Supplied material:

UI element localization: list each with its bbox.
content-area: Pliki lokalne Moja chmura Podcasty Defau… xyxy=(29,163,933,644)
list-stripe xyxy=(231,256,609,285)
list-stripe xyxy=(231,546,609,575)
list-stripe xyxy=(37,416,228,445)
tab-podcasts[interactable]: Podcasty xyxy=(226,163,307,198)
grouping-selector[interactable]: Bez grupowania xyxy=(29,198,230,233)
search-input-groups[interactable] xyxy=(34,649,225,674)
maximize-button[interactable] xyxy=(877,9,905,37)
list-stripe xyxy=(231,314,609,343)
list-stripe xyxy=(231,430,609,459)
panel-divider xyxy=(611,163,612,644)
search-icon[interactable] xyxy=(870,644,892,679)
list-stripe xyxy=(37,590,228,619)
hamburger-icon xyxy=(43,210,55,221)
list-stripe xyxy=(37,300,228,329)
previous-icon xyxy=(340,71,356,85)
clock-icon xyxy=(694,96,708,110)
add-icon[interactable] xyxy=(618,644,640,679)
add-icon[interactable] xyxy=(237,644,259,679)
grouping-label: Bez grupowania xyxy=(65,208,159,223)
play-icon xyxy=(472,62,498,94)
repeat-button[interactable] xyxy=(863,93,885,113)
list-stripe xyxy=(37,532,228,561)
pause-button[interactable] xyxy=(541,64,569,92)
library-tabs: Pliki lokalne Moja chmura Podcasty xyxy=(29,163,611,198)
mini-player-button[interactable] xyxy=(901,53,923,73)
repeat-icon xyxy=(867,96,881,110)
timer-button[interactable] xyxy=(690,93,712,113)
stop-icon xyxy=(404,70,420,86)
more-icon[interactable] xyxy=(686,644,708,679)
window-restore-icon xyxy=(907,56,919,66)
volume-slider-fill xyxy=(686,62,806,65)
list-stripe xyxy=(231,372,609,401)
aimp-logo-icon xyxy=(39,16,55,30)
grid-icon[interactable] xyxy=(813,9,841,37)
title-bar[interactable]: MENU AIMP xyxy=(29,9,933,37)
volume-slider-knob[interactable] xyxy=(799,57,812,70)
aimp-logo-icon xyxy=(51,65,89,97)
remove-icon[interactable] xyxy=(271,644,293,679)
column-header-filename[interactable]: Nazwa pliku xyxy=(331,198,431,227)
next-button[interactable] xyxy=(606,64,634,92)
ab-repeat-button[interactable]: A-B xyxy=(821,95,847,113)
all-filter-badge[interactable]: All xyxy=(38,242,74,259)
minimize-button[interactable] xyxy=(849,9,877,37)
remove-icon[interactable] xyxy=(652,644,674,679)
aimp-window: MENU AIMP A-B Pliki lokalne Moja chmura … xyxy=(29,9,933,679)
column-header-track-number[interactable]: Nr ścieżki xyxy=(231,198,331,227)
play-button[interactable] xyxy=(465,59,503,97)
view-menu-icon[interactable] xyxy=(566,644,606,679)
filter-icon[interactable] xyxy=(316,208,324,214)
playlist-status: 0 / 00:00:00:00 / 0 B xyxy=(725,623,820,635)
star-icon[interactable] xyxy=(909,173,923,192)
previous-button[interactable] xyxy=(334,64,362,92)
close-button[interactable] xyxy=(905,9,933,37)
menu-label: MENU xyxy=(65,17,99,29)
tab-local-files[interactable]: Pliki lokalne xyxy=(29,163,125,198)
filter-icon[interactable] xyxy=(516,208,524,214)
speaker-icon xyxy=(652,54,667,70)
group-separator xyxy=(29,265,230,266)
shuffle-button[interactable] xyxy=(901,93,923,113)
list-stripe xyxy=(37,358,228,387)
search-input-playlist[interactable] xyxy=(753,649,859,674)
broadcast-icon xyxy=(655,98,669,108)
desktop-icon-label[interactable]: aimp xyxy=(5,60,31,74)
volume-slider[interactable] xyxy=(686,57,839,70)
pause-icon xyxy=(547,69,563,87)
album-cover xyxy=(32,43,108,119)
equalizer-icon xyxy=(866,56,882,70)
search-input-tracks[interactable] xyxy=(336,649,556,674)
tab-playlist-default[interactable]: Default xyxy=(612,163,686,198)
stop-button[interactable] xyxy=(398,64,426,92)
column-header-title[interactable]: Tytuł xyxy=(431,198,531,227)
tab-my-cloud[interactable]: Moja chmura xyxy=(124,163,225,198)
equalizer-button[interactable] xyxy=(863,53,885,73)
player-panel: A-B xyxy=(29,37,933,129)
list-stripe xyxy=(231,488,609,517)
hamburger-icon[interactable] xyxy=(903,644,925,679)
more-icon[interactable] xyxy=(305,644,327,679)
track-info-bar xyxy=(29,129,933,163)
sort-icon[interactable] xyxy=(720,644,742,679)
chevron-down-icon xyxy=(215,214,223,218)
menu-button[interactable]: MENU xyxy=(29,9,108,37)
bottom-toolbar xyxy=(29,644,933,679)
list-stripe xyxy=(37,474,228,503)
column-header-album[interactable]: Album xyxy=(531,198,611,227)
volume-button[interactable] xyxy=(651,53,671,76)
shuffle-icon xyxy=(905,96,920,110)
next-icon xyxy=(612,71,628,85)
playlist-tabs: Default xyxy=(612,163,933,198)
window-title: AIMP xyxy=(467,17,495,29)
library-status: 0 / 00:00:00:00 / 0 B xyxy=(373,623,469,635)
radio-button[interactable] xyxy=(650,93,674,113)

Directions:
Retype the entries from the first line through the line containing "list-stripe xyxy=(37,300,228,329)", including both of those lines, with no changes.

Task response:
UI element localization: list each with its bbox.
content-area: Pliki lokalne Moja chmura Podcasty Defau… xyxy=(29,163,933,644)
list-stripe xyxy=(231,256,609,285)
list-stripe xyxy=(231,546,609,575)
list-stripe xyxy=(37,416,228,445)
tab-podcasts[interactable]: Podcasty xyxy=(226,163,307,198)
grouping-selector[interactable]: Bez grupowania xyxy=(29,198,230,233)
search-input-groups[interactable] xyxy=(34,649,225,674)
maximize-button[interactable] xyxy=(877,9,905,37)
list-stripe xyxy=(231,314,609,343)
list-stripe xyxy=(231,430,609,459)
panel-divider xyxy=(611,163,612,644)
search-icon[interactable] xyxy=(870,644,892,679)
list-stripe xyxy=(37,590,228,619)
hamburger-icon xyxy=(43,210,55,221)
list-stripe xyxy=(37,300,228,329)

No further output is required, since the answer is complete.